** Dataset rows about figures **
---

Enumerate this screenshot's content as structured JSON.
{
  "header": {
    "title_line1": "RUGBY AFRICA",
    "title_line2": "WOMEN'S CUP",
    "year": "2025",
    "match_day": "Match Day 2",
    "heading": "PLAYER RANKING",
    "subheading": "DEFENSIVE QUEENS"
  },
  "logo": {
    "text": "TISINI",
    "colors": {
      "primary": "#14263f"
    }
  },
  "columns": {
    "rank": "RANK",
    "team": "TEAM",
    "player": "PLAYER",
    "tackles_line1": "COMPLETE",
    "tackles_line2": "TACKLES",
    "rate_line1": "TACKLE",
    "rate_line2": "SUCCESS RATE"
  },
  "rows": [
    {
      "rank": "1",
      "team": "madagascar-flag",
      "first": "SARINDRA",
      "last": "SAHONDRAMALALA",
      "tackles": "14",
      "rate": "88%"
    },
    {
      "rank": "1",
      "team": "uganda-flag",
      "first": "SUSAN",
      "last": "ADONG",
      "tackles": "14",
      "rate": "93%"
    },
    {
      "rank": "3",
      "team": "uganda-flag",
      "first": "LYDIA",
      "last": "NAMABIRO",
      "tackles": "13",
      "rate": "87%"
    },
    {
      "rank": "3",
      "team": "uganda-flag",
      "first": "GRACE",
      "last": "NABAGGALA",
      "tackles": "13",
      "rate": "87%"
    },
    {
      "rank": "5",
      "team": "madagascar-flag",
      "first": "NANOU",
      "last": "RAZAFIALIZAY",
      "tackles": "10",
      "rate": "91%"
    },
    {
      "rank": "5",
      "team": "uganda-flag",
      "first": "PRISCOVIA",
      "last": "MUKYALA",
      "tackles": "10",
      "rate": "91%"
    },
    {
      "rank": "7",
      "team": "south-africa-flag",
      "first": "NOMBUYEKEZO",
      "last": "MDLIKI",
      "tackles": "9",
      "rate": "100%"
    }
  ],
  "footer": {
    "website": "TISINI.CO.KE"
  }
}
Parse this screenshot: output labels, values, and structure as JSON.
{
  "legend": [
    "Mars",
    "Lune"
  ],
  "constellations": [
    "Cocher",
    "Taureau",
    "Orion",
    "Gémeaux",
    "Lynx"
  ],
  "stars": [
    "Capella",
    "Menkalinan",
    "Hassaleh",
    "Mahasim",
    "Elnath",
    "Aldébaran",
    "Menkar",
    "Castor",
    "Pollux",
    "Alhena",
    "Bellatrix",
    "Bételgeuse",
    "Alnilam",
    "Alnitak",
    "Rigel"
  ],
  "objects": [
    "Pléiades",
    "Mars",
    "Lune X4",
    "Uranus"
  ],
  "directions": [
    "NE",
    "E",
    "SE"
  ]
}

---

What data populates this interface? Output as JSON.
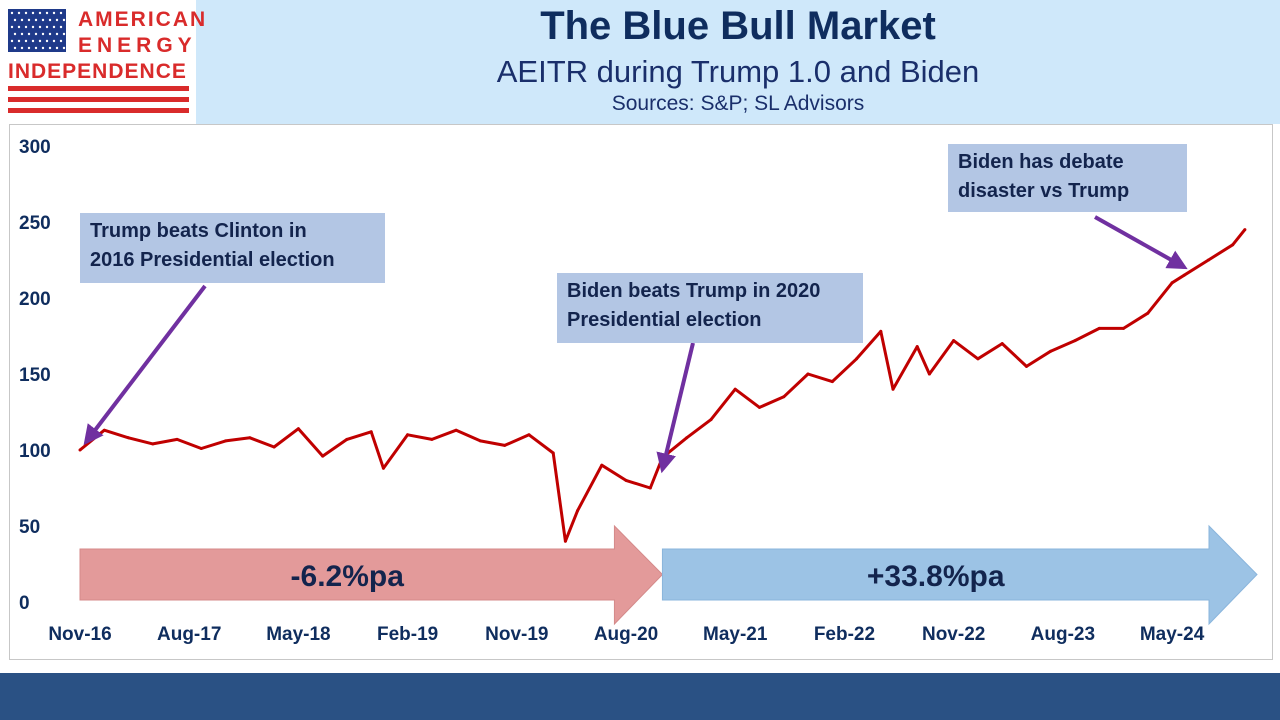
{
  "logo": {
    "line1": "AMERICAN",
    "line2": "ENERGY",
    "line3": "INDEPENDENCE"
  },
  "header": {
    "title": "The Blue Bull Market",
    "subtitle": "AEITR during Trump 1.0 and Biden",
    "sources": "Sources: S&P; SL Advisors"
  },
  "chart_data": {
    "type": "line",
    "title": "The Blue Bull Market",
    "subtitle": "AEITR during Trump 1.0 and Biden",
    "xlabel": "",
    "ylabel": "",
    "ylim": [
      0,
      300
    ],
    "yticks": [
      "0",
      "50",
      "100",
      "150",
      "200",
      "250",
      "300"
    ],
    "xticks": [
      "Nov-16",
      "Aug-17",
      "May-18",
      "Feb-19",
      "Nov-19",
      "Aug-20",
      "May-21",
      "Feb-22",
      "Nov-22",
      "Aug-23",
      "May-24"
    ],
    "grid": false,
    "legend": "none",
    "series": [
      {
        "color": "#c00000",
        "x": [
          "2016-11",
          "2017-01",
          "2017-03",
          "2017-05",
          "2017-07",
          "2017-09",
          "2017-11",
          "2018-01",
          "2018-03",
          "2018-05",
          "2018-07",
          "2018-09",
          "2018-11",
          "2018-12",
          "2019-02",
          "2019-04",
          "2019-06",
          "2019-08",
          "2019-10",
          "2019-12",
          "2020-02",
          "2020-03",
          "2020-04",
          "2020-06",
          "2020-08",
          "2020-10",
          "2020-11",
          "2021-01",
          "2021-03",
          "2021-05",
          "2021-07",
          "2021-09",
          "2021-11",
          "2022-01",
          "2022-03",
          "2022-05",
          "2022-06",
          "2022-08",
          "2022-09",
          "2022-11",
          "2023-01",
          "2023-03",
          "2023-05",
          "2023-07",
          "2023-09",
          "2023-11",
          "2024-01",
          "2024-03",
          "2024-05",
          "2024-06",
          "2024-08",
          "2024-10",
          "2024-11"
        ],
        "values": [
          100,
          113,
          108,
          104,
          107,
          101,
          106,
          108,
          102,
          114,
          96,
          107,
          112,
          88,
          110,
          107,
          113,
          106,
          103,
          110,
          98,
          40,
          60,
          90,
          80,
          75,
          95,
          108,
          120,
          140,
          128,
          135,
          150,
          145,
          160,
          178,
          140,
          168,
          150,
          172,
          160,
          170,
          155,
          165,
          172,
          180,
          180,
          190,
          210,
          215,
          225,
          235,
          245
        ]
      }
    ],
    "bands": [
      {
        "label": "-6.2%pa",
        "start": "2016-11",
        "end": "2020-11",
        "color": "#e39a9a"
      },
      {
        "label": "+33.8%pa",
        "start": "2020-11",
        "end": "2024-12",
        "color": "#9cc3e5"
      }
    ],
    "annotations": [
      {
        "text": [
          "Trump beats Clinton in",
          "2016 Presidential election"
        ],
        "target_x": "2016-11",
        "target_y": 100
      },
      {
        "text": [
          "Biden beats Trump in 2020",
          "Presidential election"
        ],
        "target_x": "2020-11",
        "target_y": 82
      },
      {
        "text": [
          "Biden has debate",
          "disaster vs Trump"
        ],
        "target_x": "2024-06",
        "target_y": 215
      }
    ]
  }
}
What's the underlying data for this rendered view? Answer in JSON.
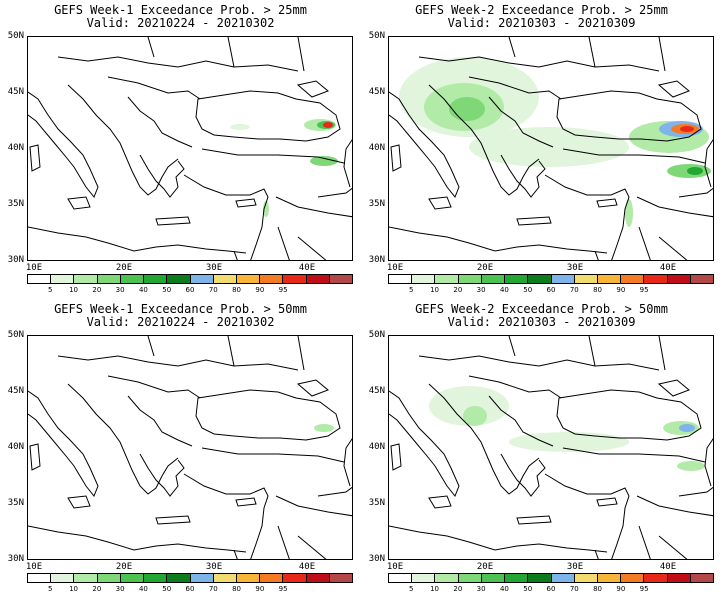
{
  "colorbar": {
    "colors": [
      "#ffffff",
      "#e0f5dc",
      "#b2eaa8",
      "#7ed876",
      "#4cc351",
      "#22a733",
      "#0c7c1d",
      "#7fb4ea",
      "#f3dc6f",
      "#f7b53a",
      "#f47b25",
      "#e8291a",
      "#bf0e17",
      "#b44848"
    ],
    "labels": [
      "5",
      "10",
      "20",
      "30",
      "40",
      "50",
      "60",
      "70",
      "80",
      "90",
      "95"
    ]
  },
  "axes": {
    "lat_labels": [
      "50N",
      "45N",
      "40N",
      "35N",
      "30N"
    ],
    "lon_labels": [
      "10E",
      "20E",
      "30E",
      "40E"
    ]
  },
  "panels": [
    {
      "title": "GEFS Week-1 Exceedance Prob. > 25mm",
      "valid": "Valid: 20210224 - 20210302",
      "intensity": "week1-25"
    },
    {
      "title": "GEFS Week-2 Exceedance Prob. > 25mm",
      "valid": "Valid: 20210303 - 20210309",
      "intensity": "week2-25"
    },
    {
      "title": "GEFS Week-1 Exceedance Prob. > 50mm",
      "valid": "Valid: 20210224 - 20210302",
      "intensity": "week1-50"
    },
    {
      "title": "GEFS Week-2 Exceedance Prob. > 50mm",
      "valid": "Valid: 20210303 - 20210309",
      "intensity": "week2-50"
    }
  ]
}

---

Search the entries for the word "Prob", then gather every line that has it.

** WORKED SOLUTION **
      "title": "GEFS Week-1 Exceedance Prob. > 25mm",
      "title": "GEFS Week-2 Exceedance Prob. > 25mm",
      "title": "GEFS Week-1 Exceedance Prob. > 50mm",
      "title": "GEFS Week-2 Exceedance Prob. > 50mm",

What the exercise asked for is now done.